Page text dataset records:
◆ ◆ ◆ ◆
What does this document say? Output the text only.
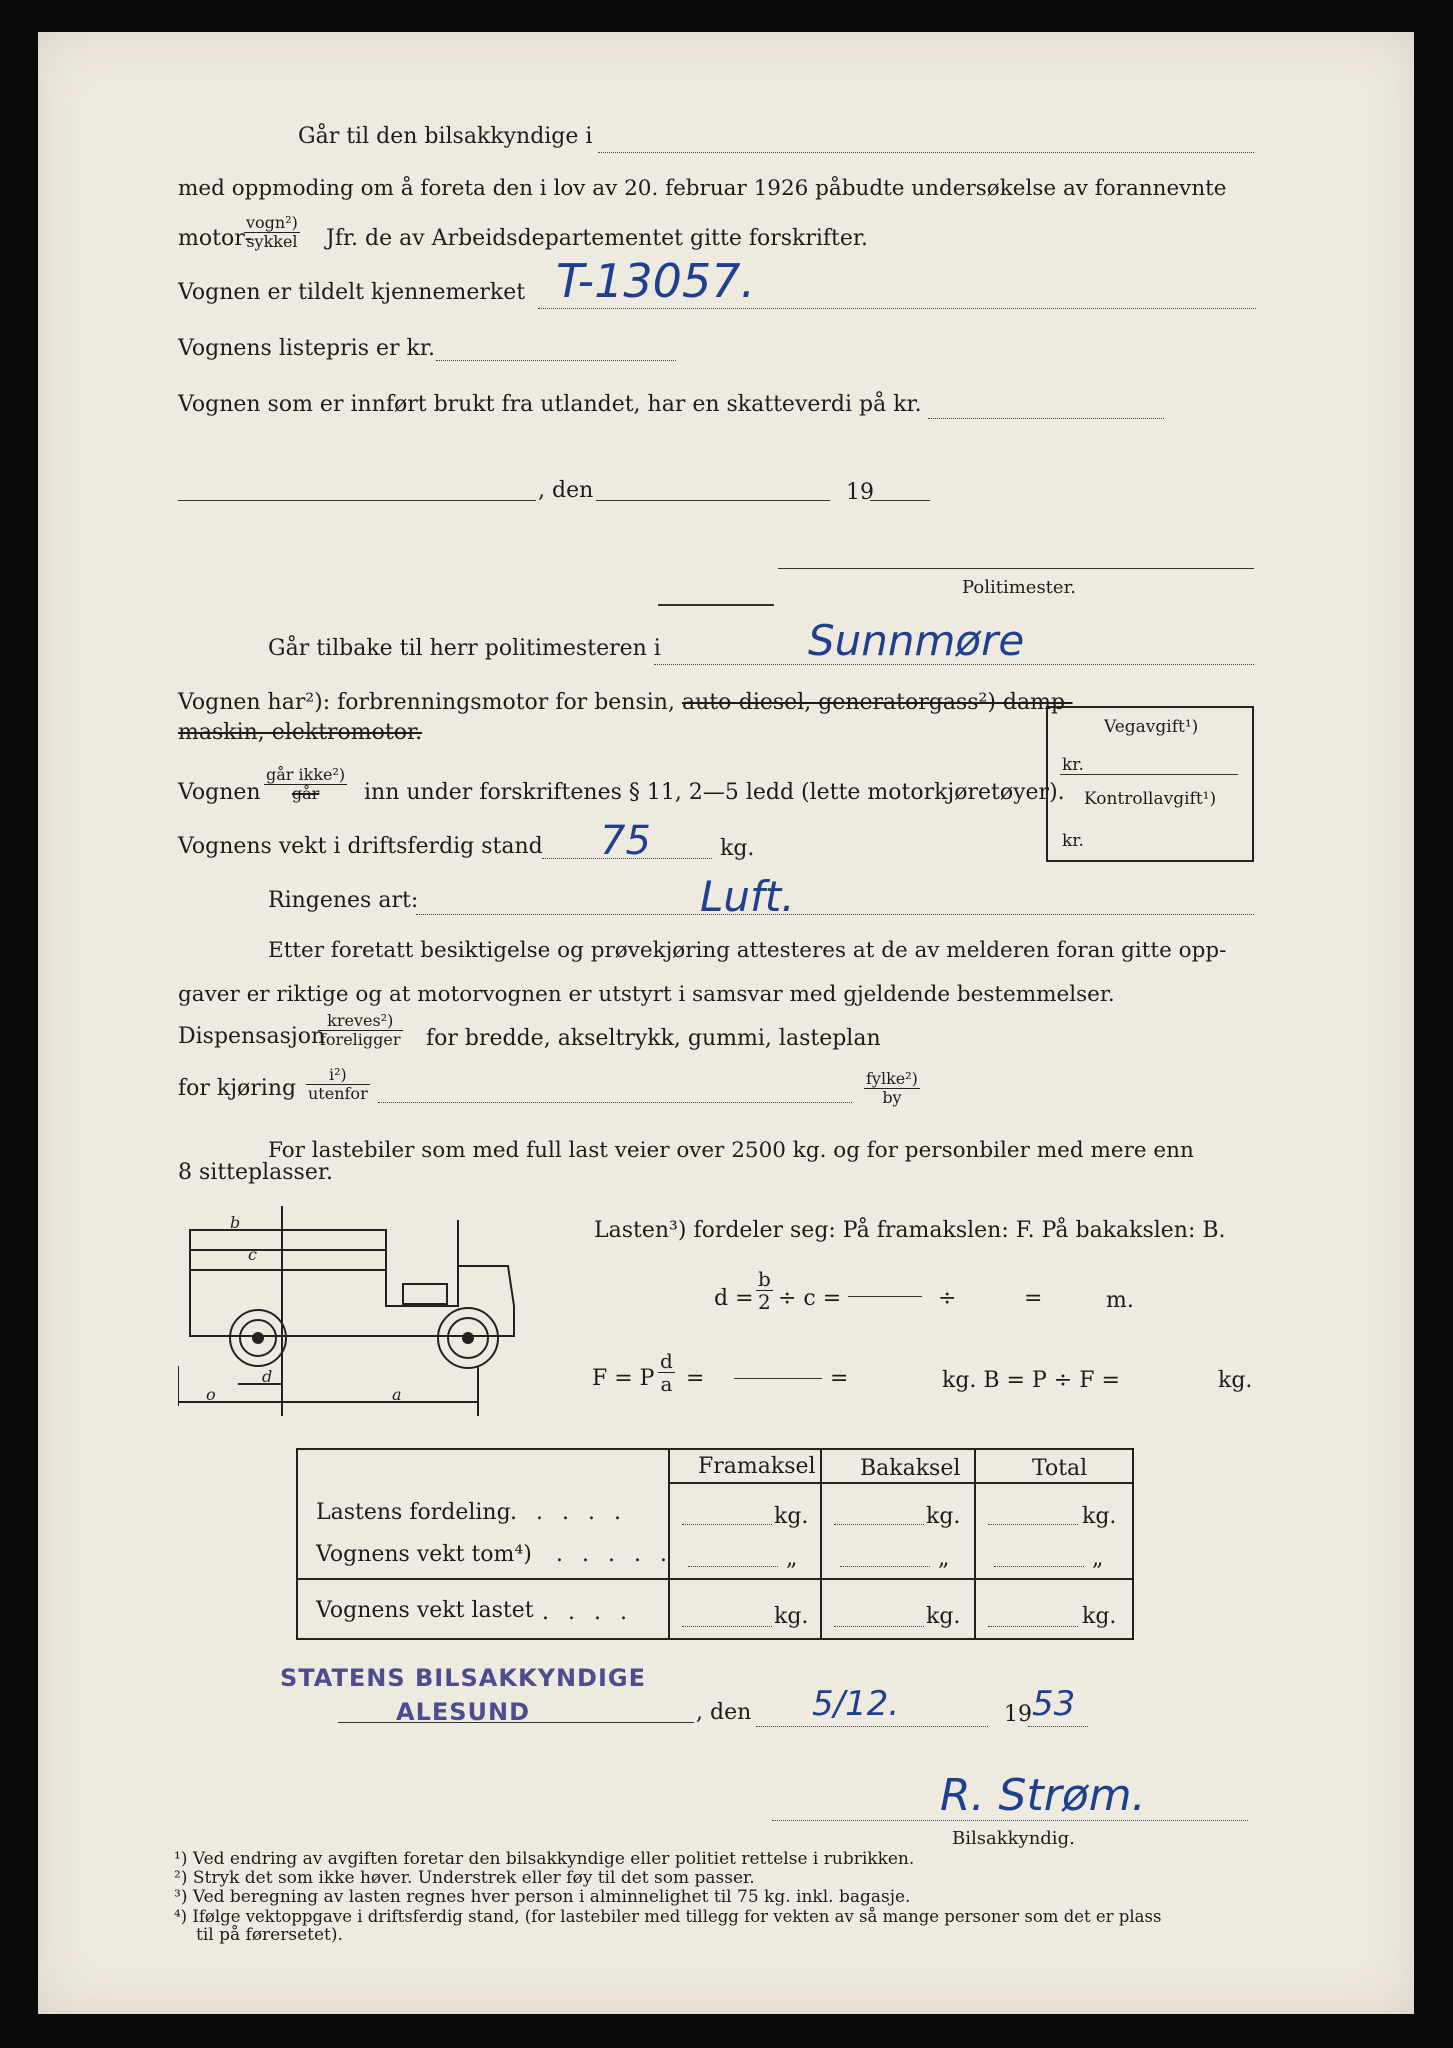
Går til den bilsakkyndige i
med oppmoding om å foreta den i lov av 20. februar 1926 påbudte undersøkelse av forannevnte
motor-
vogn²)
sykkel Jfr. de av Arbeidsdepartementet gitte forskrifter.
Vognen er tildelt kjennemerket T-13057.
Vognens listepris er kr.
Vognen som er innført brukt fra utlandet, har en skatteverdi på kr.
, den	19
Politimester.
Går tilbake til herr politimesteren i	Sunnmøre
Vognen har²): forbrenningsmotor for bensin, auto-diesel, generatorgass²) damp-
maskin, elektromotor.	Vegavgift¹)
kr.
Kontrollavgift¹)
kr.
Vognen
går ikke²)
går	inn under forskriftenes § 11, 2—5 ledd (lette motorkjøretøyer).
Vognens vekt i driftsferdig stand 75	kg.
Ringenes art:	Luft.
Etter foretatt besiktigelse og prøvekjøring attesteres at de av melderen foran gitte opp-
gaver er riktige og at motorvognen er utstyrt i samsvar med gjeldende bestemmelser.
Dispensasjon
kreves²)
foreligger for bredde, akseltrykk, gummi, lasteplan
for kjøring
i²)
utenfor
fylke²)
by
For lastebiler som med full last veier over 2500 kg. og for personbiler med mere enn
8 sitteplasser.
b
c
d
a
o
Lasten³) fordeler seg: På framakslen: F. På bakakslen: B.
$d = \frac{b}{2} \div c$ =	÷	=	m.
F = P $\frac{d}{a}$ =	=	kg. B = P ÷ F =	kg.
Framaksel Bakaksel	Total
Lastens fordeling . . . . .	kg.	kg.	kg.
Vognens vekt tom⁴) . . . . .	„	„	„
Vognens vekt lastet . . . .	kg.	kg.	kg.
STATENS BILSAKKYNDIGE
ALESUND	, den 5/12.	19 53
R. Strøm.
Bilsakkyndig.
¹) Ved endring av avgiften foretar den bilsakkyndige eller politiet rettelse i rubrikken.
²) Stryk det som ikke høver. Understrek eller føy til det som passer.
³) Ved beregning av lasten regnes hver person i alminnelighet til 75 kg. inkl. bagasje.
⁴) Ifølge vektoppgave i driftsferdig stand, (for lastebiler med tillegg for vekten av så mange personer som det er plass
til på førersetet).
◆ ◆ ◆ ◆
- Activity -
Write out all the entries exactly, except for the pictures.

- Worked solution -
What does this document say? Output the text only.
Går til den bilsakkyndige i
med oppmoding om å foreta den i lov av 20. februar 1926 påbudte undersøkelse av forannevnte
motor-
vogn²)
sykkel Jfr. de av Arbeidsdepartementet gitte forskrifter.
Vognen er tildelt kjennemerket T-13057.
Vognens listepris er kr.
Vognen som er innført brukt fra utlandet, har en skatteverdi på kr.
, den	19
Politimester.
Går tilbake til herr politimesteren i	Sunnmøre
Vognen har²): forbrenningsmotor for bensin, auto-diesel, generatorgass²) damp-
maskin, elektromotor.	Vegavgift¹)
kr.
Kontrollavgift¹)
kr.
Vognen
går ikke²)
går	inn under forskriftenes § 11, 2—5 ledd (lette motorkjøretøyer).
Vognens vekt i driftsferdig stand 75	kg.
Ringenes art:	Luft.
Etter foretatt besiktigelse og prøvekjøring attesteres at de av melderen foran gitte opp-
gaver er riktige og at motorvognen er utstyrt i samsvar med gjeldende bestemmelser.
Dispensasjon
kreves²)
foreligger for bredde, akseltrykk, gummi, lasteplan
for kjøring
i²)
utenfor
fylke²)
by
For lastebiler som med full last veier over 2500 kg. og for personbiler med mere enn
8 sitteplasser.
b
c
d
a
o
Lasten³) fordeler seg: På framakslen: F. På bakakslen: B.
$d = \frac{b}{2} \div c$ =	÷	=	m.
F = P $\frac{d}{a}$ =	=	kg. B = P ÷ F =	kg.
Framaksel Bakaksel	Total
Lastens fordeling . . . . .	kg.	kg.	kg.
Vognens vekt tom⁴) . . . . .	„	„	„
Vognens vekt lastet . . . .	kg.	kg.	kg.
STATENS BILSAKKYNDIGE
ALESUND	, den 5/12.	19 53
R. Strøm.
Bilsakkyndig.
¹) Ved endring av avgiften foretar den bilsakkyndige eller politiet rettelse i rubrikken.
²) Stryk det som ikke høver. Understrek eller føy til det som passer.
³) Ved beregning av lasten regnes hver person i alminnelighet til 75 kg. inkl. bagasje.
⁴) Ifølge vektoppgave i driftsferdig stand, (for lastebiler med tillegg for vekten av så mange personer som det er plass
til på førersetet).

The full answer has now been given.